[Work instructions]:
State how many lines in the records hold the word "como", giving the number and no other text.

[Data extracted from a collection]
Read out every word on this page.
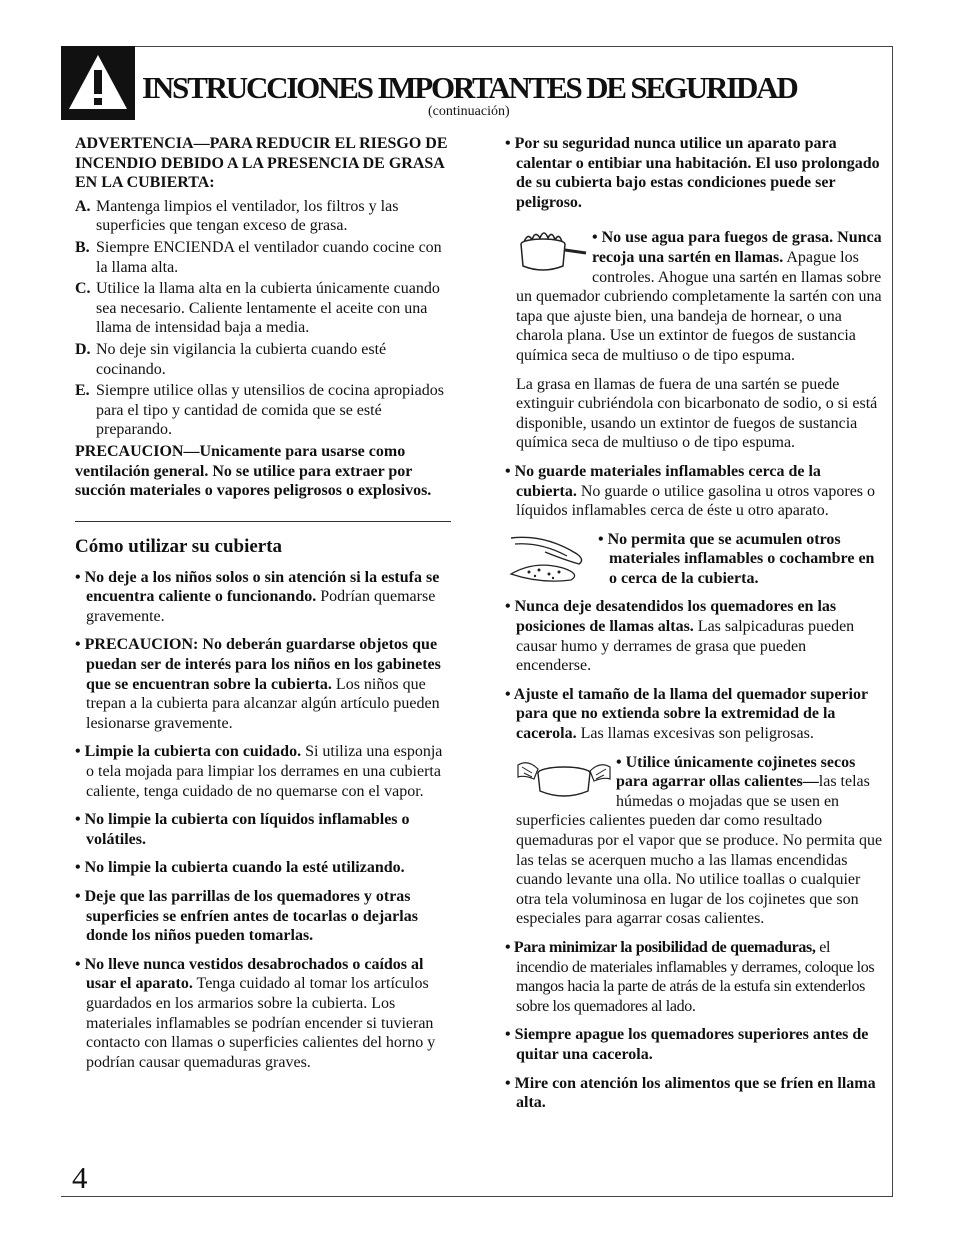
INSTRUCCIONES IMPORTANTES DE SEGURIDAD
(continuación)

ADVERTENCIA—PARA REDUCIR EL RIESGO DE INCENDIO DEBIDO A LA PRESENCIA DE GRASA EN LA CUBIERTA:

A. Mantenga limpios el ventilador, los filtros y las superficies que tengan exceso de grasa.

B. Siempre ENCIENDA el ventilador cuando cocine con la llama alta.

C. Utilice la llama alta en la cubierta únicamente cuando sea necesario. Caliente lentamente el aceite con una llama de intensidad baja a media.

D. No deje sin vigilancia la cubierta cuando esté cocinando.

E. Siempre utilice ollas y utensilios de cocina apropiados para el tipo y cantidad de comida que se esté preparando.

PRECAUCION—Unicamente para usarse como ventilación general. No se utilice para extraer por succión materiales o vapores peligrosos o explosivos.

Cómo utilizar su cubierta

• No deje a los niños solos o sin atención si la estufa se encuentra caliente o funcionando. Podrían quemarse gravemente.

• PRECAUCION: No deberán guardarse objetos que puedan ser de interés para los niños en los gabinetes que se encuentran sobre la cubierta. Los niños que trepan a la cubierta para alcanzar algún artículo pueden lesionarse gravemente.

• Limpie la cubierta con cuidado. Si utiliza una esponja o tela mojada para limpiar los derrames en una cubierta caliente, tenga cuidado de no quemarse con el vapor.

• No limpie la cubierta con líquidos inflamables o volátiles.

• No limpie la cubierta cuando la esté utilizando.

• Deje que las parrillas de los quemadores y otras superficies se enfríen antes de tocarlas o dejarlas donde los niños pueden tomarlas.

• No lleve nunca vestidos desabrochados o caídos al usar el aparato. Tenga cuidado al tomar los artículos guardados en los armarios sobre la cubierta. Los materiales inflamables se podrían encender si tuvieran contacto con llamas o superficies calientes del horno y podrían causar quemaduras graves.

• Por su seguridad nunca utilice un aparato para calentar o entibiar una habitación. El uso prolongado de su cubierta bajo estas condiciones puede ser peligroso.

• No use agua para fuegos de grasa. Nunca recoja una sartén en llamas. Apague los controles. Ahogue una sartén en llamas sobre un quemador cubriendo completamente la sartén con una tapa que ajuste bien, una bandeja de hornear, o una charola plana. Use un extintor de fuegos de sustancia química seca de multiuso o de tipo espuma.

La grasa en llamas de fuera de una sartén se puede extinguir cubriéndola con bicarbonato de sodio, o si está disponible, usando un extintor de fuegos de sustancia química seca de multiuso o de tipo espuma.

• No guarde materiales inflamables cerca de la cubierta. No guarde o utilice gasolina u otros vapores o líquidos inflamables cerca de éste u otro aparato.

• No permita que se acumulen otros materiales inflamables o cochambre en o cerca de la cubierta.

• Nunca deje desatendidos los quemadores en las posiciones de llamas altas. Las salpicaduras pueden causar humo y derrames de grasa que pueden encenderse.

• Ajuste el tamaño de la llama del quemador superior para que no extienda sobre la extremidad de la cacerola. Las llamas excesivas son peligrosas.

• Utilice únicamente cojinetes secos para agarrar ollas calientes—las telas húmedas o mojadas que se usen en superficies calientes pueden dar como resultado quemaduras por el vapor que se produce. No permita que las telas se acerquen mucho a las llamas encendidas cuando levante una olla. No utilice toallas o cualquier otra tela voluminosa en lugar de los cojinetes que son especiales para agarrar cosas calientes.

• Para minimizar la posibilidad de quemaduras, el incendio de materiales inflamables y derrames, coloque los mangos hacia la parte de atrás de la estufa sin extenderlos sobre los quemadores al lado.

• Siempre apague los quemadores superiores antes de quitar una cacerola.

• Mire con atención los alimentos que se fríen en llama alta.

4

--

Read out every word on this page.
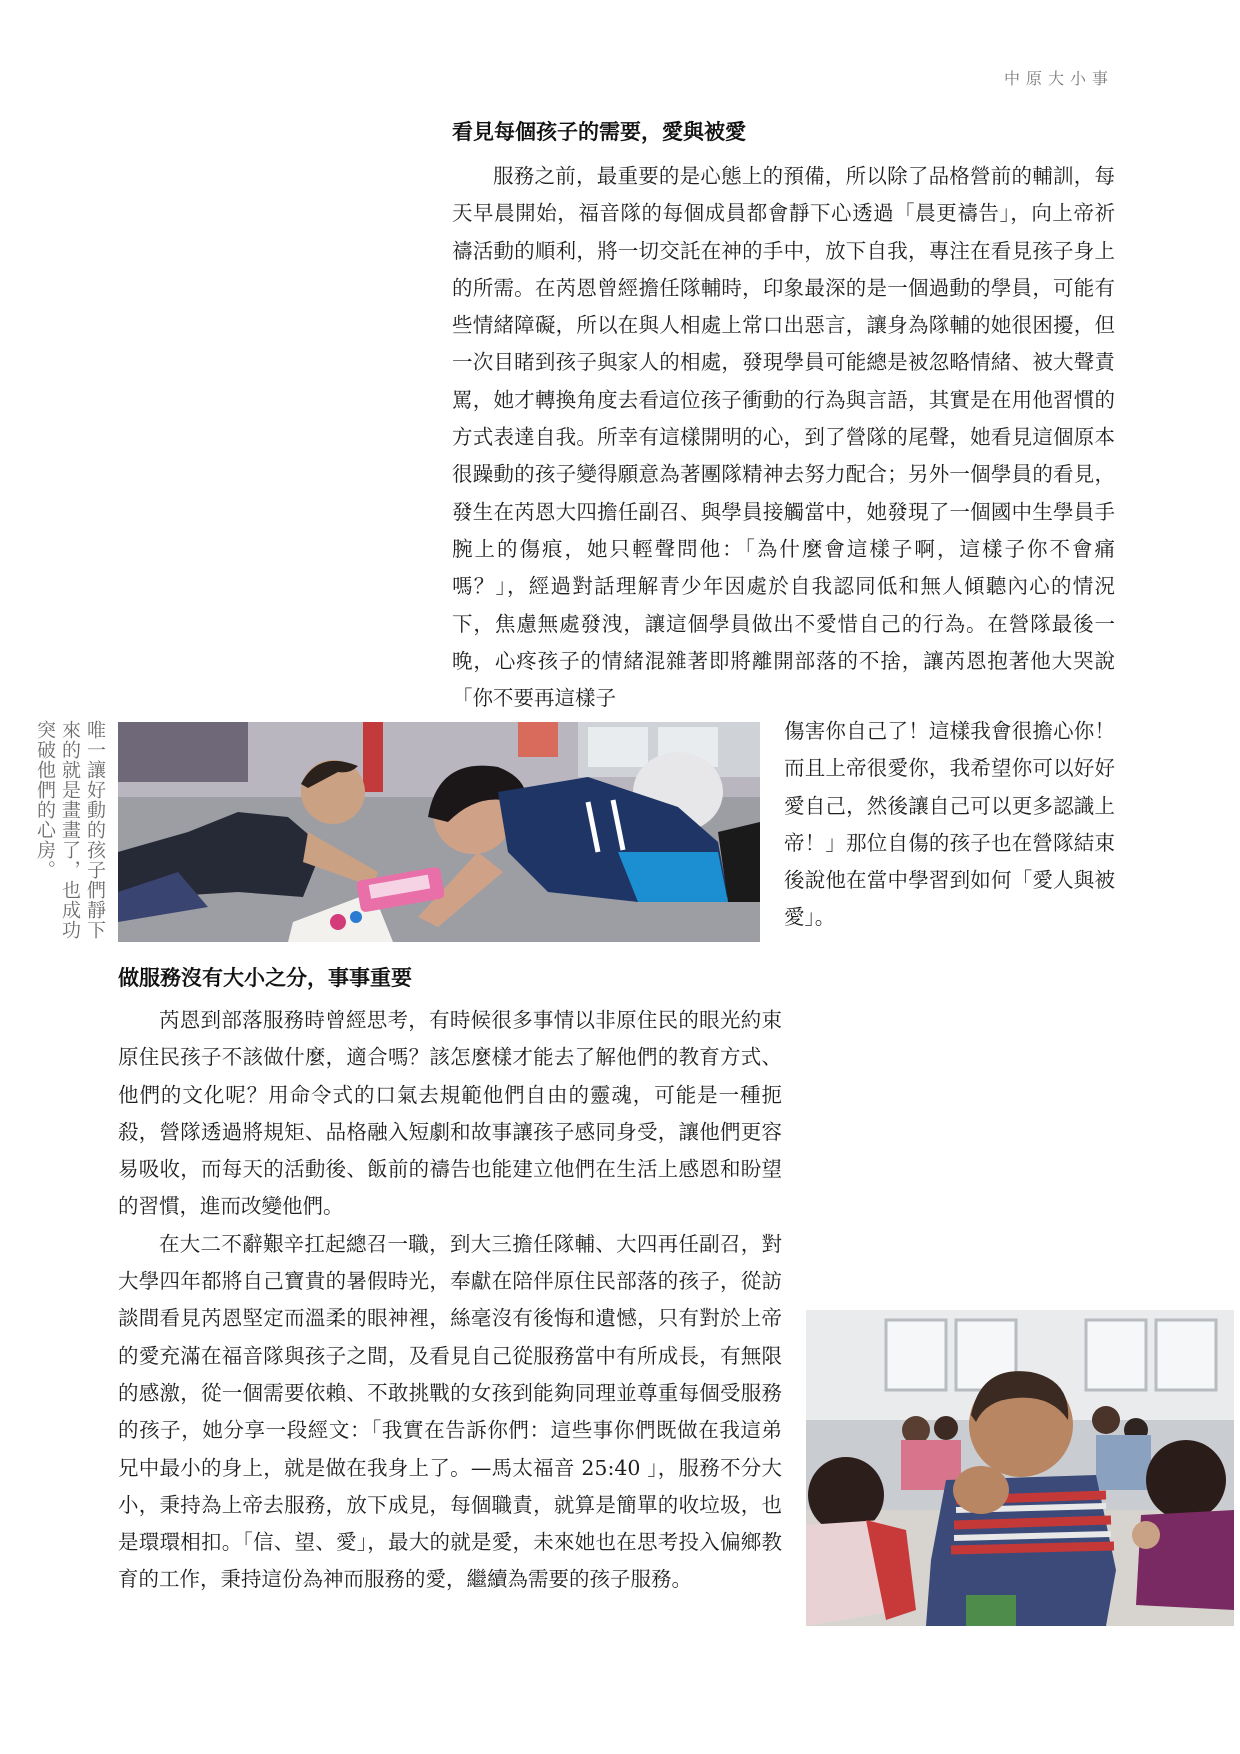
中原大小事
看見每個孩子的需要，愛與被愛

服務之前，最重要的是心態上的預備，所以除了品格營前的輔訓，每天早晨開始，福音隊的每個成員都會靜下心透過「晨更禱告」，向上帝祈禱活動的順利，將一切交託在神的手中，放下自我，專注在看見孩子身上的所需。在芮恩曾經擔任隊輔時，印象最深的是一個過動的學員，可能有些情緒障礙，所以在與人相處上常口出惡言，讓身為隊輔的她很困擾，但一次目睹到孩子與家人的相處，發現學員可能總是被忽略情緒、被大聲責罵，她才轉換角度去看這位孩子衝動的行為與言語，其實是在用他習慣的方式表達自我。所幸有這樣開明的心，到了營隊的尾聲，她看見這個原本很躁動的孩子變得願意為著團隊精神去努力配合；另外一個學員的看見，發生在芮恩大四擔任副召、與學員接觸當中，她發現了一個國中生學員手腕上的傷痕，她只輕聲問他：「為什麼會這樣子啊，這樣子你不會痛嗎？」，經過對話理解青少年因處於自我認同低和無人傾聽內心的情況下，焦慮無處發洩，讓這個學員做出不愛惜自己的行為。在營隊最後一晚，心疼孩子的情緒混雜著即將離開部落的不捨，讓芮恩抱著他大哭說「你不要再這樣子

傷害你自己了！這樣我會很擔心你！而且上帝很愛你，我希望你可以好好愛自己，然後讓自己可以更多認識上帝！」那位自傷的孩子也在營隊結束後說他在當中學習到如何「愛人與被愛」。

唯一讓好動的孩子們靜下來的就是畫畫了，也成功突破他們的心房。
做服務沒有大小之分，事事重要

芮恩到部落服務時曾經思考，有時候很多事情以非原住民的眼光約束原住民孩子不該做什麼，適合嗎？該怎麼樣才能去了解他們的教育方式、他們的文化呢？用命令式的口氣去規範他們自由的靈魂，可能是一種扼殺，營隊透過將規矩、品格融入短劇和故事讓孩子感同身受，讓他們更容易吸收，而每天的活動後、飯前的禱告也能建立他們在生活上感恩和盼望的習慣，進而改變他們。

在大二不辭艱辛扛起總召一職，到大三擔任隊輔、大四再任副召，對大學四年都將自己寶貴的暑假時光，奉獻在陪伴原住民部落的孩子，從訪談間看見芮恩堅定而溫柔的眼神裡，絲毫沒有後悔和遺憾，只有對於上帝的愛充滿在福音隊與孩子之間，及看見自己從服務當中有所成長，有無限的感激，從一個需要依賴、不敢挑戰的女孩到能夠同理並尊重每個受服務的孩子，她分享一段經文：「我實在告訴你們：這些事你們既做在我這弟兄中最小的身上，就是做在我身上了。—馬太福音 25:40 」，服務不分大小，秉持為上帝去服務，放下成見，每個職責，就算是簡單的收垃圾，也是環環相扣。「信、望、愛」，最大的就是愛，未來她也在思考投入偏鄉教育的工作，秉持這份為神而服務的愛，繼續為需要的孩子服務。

[Answer to this task]:
2